*What is required*. The data below should be printed in full, exactly, and without any of its images.
## BEGIN Records to use
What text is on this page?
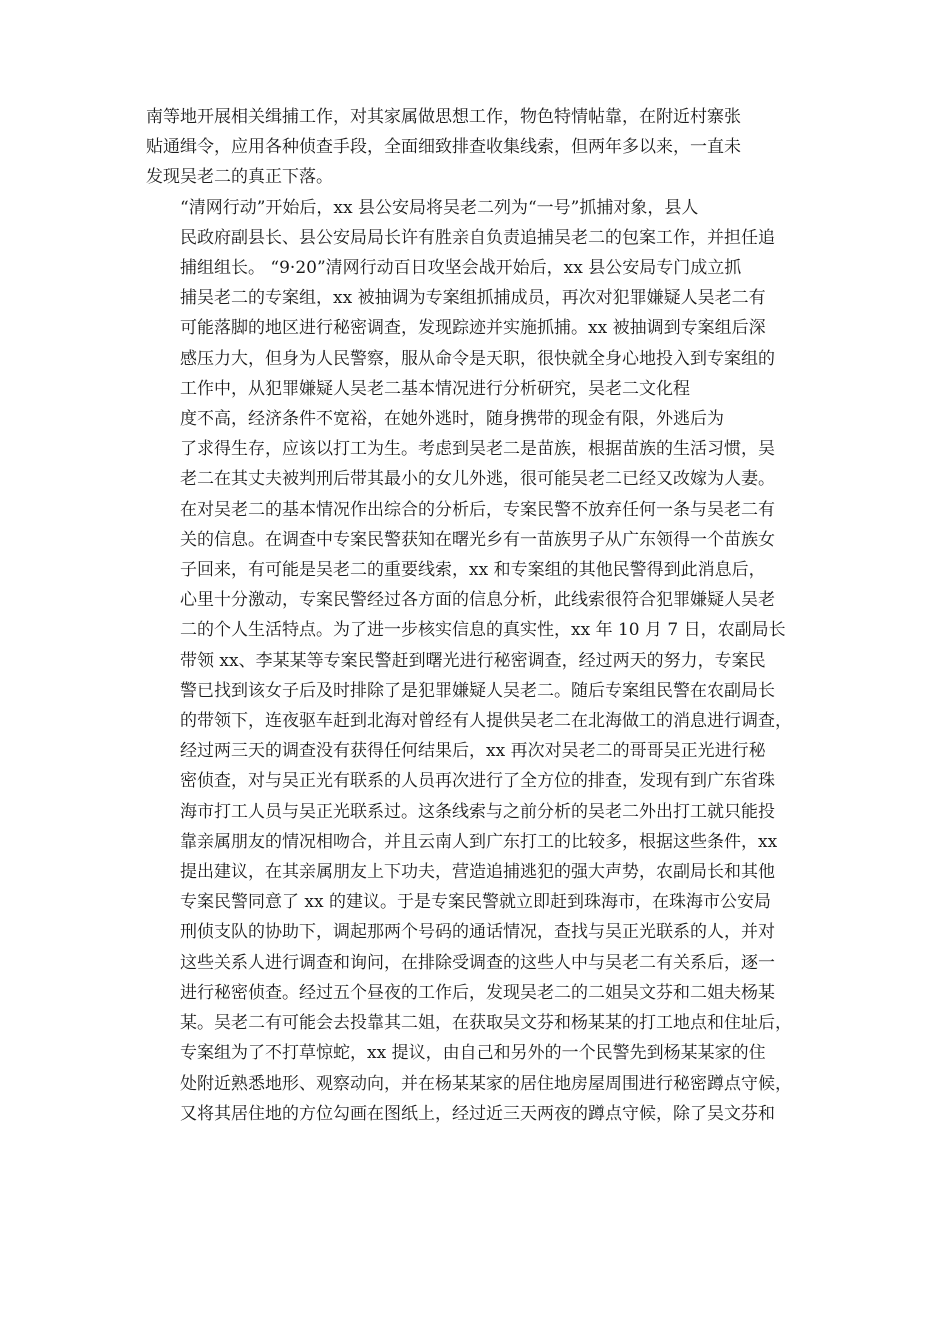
南等地开展相关缉捕工作，对其家属做思想工作，物色特情帖靠，在附近村寨张
贴通缉令，应用各种侦查手段，全面细致排查收集线索，但两年多以来，一直未
发现吴老二的真正下落。
“清网行动”开始后，xx 县公安局将吴老二列为“一号”抓捕对象，县人
民政府副县长、县公安局局长许有胜亲自负责追捕吴老二的包案工作，并担任追
捕组组长。 “9·20”清网行动百日攻坚会战开始后，xx 县公安局专门成立抓
捕吴老二的专案组，xx 被抽调为专案组抓捕成员，再次对犯罪嫌疑人吴老二有
可能落脚的地区进行秘密调查，发现踪迹并实施抓捕。xx 被抽调到专案组后深
感压力大，但身为人民警察，服从命令是天职，很快就全身心地投入到专案组的
工作中，从犯罪嫌疑人吴老二基本情况进行分析研究，吴老二文化程
度不高，经济条件不宽裕，在她外逃时，随身携带的现金有限，外逃后为
了求得生存，应该以打工为生。考虑到吴老二是苗族，根据苗族的生活习惯，吴
老二在其丈夫被判刑后带其最小的女儿外逃，很可能吴老二已经又改嫁为人妻。
在对吴老二的基本情况作出综合的分析后，专案民警不放弃任何一条与吴老二有
关的信息。在调查中专案民警获知在曙光乡有一苗族男子从广东领得一个苗族女
子回来，有可能是吴老二的重要线索，xx 和专案组的其他民警得到此消息后，
心里十分激动，专案民警经过各方面的信息分析，此线索很符合犯罪嫌疑人吴老
二的个人生活特点。为了进一步核实信息的真实性，xx 年 10 月 7 日，农副局长
带领 xx、李某某等专案民警赶到曙光进行秘密调查，经过两天的努力，专案民
警已找到该女子后及时排除了是犯罪嫌疑人吴老二。随后专案组民警在农副局长
的带领下，连夜驱车赶到北海对曾经有人提供吴老二在北海做工的消息进行调查，
经过两三天的调查没有获得任何结果后，xx 再次对吴老二的哥哥吴正光进行秘
密侦查，对与吴正光有联系的人员再次进行了全方位的排查，发现有到广东省珠
海市打工人员与吴正光联系过。这条线索与之前分析的吴老二外出打工就只能投
靠亲属朋友的情况相吻合，并且云南人到广东打工的比较多，根据这些条件，xx
提出建议，在其亲属朋友上下功夫，营造追捕逃犯的强大声势，农副局长和其他
专案民警同意了 xx 的建议。于是专案民警就立即赶到珠海市，在珠海市公安局
刑侦支队的协助下，调起那两个号码的通话情况，查找与吴正光联系的人，并对
这些关系人进行调查和询问，在排除受调查的这些人中与吴老二有关系后，逐一
进行秘密侦查。经过五个昼夜的工作后，发现吴老二的二姐吴文芬和二姐夫杨某
某。吴老二有可能会去投靠其二姐，在获取吴文芬和杨某某的打工地点和住址后，
专案组为了不打草惊蛇，xx 提议，由自己和另外的一个民警先到杨某某家的住
处附近熟悉地形、观察动向，并在杨某某家的居住地房屋周围进行秘密蹲点守候，
又将其居住地的方位勾画在图纸上，经过近三天两夜的蹲点守候，除了吴文芬和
## END Records to use
*Task answer*.
What text is on this page?
南等地开展相关缉捕工作，对其家属做思想工作，物色特情帖靠，在附近村寨张
贴通缉令，应用各种侦查手段，全面细致排查收集线索，但两年多以来，一直未
发现吴老二的真正下落。
“清网行动”开始后，xx 县公安局将吴老二列为“一号”抓捕对象，县人
民政府副县长、县公安局局长许有胜亲自负责追捕吴老二的包案工作，并担任追
捕组组长。 “9·20”清网行动百日攻坚会战开始后，xx 县公安局专门成立抓
捕吴老二的专案组，xx 被抽调为专案组抓捕成员，再次对犯罪嫌疑人吴老二有
可能落脚的地区进行秘密调查，发现踪迹并实施抓捕。xx 被抽调到专案组后深
感压力大，但身为人民警察，服从命令是天职，很快就全身心地投入到专案组的
工作中，从犯罪嫌疑人吴老二基本情况进行分析研究，吴老二文化程
度不高，经济条件不宽裕，在她外逃时，随身携带的现金有限，外逃后为
了求得生存，应该以打工为生。考虑到吴老二是苗族，根据苗族的生活习惯，吴
老二在其丈夫被判刑后带其最小的女儿外逃，很可能吴老二已经又改嫁为人妻。
在对吴老二的基本情况作出综合的分析后，专案民警不放弃任何一条与吴老二有
关的信息。在调查中专案民警获知在曙光乡有一苗族男子从广东领得一个苗族女
子回来，有可能是吴老二的重要线索，xx 和专案组的其他民警得到此消息后，
心里十分激动，专案民警经过各方面的信息分析，此线索很符合犯罪嫌疑人吴老
二的个人生活特点。为了进一步核实信息的真实性，xx 年 10 月 7 日，农副局长
带领 xx、李某某等专案民警赶到曙光进行秘密调查，经过两天的努力，专案民
警已找到该女子后及时排除了是犯罪嫌疑人吴老二。随后专案组民警在农副局长
的带领下，连夜驱车赶到北海对曾经有人提供吴老二在北海做工的消息进行调查，
经过两三天的调查没有获得任何结果后，xx 再次对吴老二的哥哥吴正光进行秘
密侦查，对与吴正光有联系的人员再次进行了全方位的排查，发现有到广东省珠
海市打工人员与吴正光联系过。这条线索与之前分析的吴老二外出打工就只能投
靠亲属朋友的情况相吻合，并且云南人到广东打工的比较多，根据这些条件，xx
提出建议，在其亲属朋友上下功夫，营造追捕逃犯的强大声势，农副局长和其他
专案民警同意了 xx 的建议。于是专案民警就立即赶到珠海市，在珠海市公安局
刑侦支队的协助下，调起那两个号码的通话情况，查找与吴正光联系的人，并对
这些关系人进行调查和询问，在排除受调查的这些人中与吴老二有关系后，逐一
进行秘密侦查。经过五个昼夜的工作后，发现吴老二的二姐吴文芬和二姐夫杨某
某。吴老二有可能会去投靠其二姐，在获取吴文芬和杨某某的打工地点和住址后，
专案组为了不打草惊蛇，xx 提议，由自己和另外的一个民警先到杨某某家的住
处附近熟悉地形、观察动向，并在杨某某家的居住地房屋周围进行秘密蹲点守候，
又将其居住地的方位勾画在图纸上，经过近三天两夜的蹲点守候，除了吴文芬和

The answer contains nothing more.